**AIM OF THE EXERCISE**.
Copy out the entries exactly, from the first line to the last.

**DATA TO PROCESS**.
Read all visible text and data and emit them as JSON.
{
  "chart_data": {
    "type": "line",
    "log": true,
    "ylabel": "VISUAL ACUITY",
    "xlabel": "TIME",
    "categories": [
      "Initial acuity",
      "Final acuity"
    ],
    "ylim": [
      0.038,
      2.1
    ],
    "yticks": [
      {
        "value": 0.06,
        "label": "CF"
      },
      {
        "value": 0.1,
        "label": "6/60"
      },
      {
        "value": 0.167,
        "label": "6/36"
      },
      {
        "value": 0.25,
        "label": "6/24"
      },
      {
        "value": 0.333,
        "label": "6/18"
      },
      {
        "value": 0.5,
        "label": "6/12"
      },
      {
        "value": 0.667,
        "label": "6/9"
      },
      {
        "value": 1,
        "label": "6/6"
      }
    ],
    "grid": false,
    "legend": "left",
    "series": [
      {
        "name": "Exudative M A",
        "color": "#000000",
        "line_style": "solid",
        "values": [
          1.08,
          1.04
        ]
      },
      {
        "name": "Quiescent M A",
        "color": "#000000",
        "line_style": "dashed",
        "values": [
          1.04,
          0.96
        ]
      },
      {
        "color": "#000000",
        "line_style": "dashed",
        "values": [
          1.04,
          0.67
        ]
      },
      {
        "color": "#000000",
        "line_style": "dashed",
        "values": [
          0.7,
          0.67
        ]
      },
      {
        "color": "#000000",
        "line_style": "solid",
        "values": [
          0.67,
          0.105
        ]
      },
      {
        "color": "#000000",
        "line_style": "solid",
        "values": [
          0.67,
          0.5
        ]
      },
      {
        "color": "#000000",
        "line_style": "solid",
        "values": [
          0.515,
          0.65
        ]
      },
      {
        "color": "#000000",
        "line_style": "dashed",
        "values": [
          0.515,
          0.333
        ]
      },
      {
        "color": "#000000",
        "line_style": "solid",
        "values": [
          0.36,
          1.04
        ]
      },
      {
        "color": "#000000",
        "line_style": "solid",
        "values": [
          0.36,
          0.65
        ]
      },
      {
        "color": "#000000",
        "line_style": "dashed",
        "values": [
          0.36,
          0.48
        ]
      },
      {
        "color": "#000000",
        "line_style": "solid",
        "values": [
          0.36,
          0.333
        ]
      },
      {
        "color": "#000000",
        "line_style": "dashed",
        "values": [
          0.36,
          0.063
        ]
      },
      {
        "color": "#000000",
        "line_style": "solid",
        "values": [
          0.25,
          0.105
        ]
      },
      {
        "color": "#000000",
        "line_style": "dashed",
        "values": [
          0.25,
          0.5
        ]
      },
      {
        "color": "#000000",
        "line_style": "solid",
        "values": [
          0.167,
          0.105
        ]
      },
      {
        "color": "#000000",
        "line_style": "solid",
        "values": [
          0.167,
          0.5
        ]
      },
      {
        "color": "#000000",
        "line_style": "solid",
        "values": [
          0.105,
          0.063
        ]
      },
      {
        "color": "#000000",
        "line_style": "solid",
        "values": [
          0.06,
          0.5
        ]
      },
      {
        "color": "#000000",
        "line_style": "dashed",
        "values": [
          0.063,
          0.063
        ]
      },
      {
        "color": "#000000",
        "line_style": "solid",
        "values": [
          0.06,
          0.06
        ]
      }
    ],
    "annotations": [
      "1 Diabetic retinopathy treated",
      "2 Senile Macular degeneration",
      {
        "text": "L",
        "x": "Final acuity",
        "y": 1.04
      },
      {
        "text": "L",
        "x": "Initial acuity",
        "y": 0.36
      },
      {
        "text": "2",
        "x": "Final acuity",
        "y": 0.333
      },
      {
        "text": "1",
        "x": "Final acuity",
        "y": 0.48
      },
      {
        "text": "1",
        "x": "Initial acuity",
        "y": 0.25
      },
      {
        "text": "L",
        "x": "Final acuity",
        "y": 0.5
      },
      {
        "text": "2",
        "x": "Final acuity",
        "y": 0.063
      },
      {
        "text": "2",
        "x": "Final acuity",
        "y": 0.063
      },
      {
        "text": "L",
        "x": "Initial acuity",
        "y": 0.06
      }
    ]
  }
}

**FULL RESPONSE**.
Read all visible text and data and emit them as JSON.
{
  "chart_data": {
    "type": "line",
    "log": true,
    "ylabel": "VISUAL ACUITY",
    "xlabel": "TIME",
    "categories": [
      "Initial acuity",
      "Final acuity"
    ],
    "ylim": [
      0.038,
      2.1
    ],
    "yticks": [
      {
        "value": 0.06,
        "label": "CF"
      },
      {
        "value": 0.1,
        "label": "6/60"
      },
      {
        "value": 0.167,
        "label": "6/36"
      },
      {
        "value": 0.25,
        "label": "6/24"
      },
      {
        "value": 0.333,
        "label": "6/18"
      },
      {
        "value": 0.5,
        "label": "6/12"
      },
      {
        "value": 0.667,
        "label": "6/9"
      },
      {
        "value": 1,
        "label": "6/6"
      }
    ],
    "grid": false,
    "legend": "left",
    "series": [
      {
        "name": "Exudative M A",
        "color": "#000000",
        "line_style": "solid",
        "values": [
          1.08,
          1.04
        ]
      },
      {
        "name": "Quiescent M A",
        "color": "#000000",
        "line_style": "dashed",
        "values": [
          1.04,
          0.96
        ]
      },
      {
        "color": "#000000",
        "line_style": "dashed",
        "values": [
          1.04,
          0.67
        ]
      },
      {
        "color": "#000000",
        "line_style": "dashed",
        "values": [
          0.7,
          0.67
        ]
      },
      {
        "color": "#000000",
        "line_style": "solid",
        "values": [
          0.67,
          0.105
        ]
      },
      {
        "color": "#000000",
        "line_style": "solid",
        "values": [
          0.67,
          0.5
        ]
      },
      {
        "color": "#000000",
        "line_style": "solid",
        "values": [
          0.515,
          0.65
        ]
      },
      {
        "color": "#000000",
        "line_style": "dashed",
        "values": [
          0.515,
          0.333
        ]
      },
      {
        "color": "#000000",
        "line_style": "solid",
        "values": [
          0.36,
          1.04
        ]
      },
      {
        "color": "#000000",
        "line_style": "solid",
        "values": [
          0.36,
          0.65
        ]
      },
      {
        "color": "#000000",
        "line_style": "dashed",
        "values": [
          0.36,
          0.48
        ]
      },
      {
        "color": "#000000",
        "line_style": "solid",
        "values": [
          0.36,
          0.333
        ]
      },
      {
        "color": "#000000",
        "line_style": "dashed",
        "values": [
          0.36,
          0.063
        ]
      },
      {
        "color": "#000000",
        "line_style": "solid",
        "values": [
          0.25,
          0.105
        ]
      },
      {
        "color": "#000000",
        "line_style": "dashed",
        "values": [
          0.25,
          0.5
        ]
      },
      {
        "color": "#000000",
        "line_style": "solid",
        "values": [
          0.167,
          0.105
        ]
      },
      {
        "color": "#000000",
        "line_style": "solid",
        "values": [
          0.167,
          0.5
        ]
      },
      {
        "color": "#000000",
        "line_style": "solid",
        "values": [
          0.105,
          0.063
        ]
      },
      {
        "color": "#000000",
        "line_style": "solid",
        "values": [
          0.06,
          0.5
        ]
      },
      {
        "color": "#000000",
        "line_style": "dashed",
        "values": [
          0.063,
          0.063
        ]
      },
      {
        "color": "#000000",
        "line_style": "solid",
        "values": [
          0.06,
          0.06
        ]
      }
    ],
    "annotations": [
      "1 Diabetic retinopathy treated",
      "2 Senile Macular degeneration",
      {
        "text": "L",
        "x": "Final acuity",
        "y": 1.04
      },
      {
        "text": "L",
        "x": "Initial acuity",
        "y": 0.36
      },
      {
        "text": "2",
        "x": "Final acuity",
        "y": 0.333
      },
      {
        "text": "1",
        "x": "Final acuity",
        "y": 0.48
      },
      {
        "text": "1",
        "x": "Initial acuity",
        "y": 0.25
      },
      {
        "text": "L",
        "x": "Final acuity",
        "y": 0.5
      },
      {
        "text": "2",
        "x": "Final acuity",
        "y": 0.063
      },
      {
        "text": "2",
        "x": "Final acuity",
        "y": 0.063
      },
      {
        "text": "L",
        "x": "Initial acuity",
        "y": 0.06
      }
    ]
  }
}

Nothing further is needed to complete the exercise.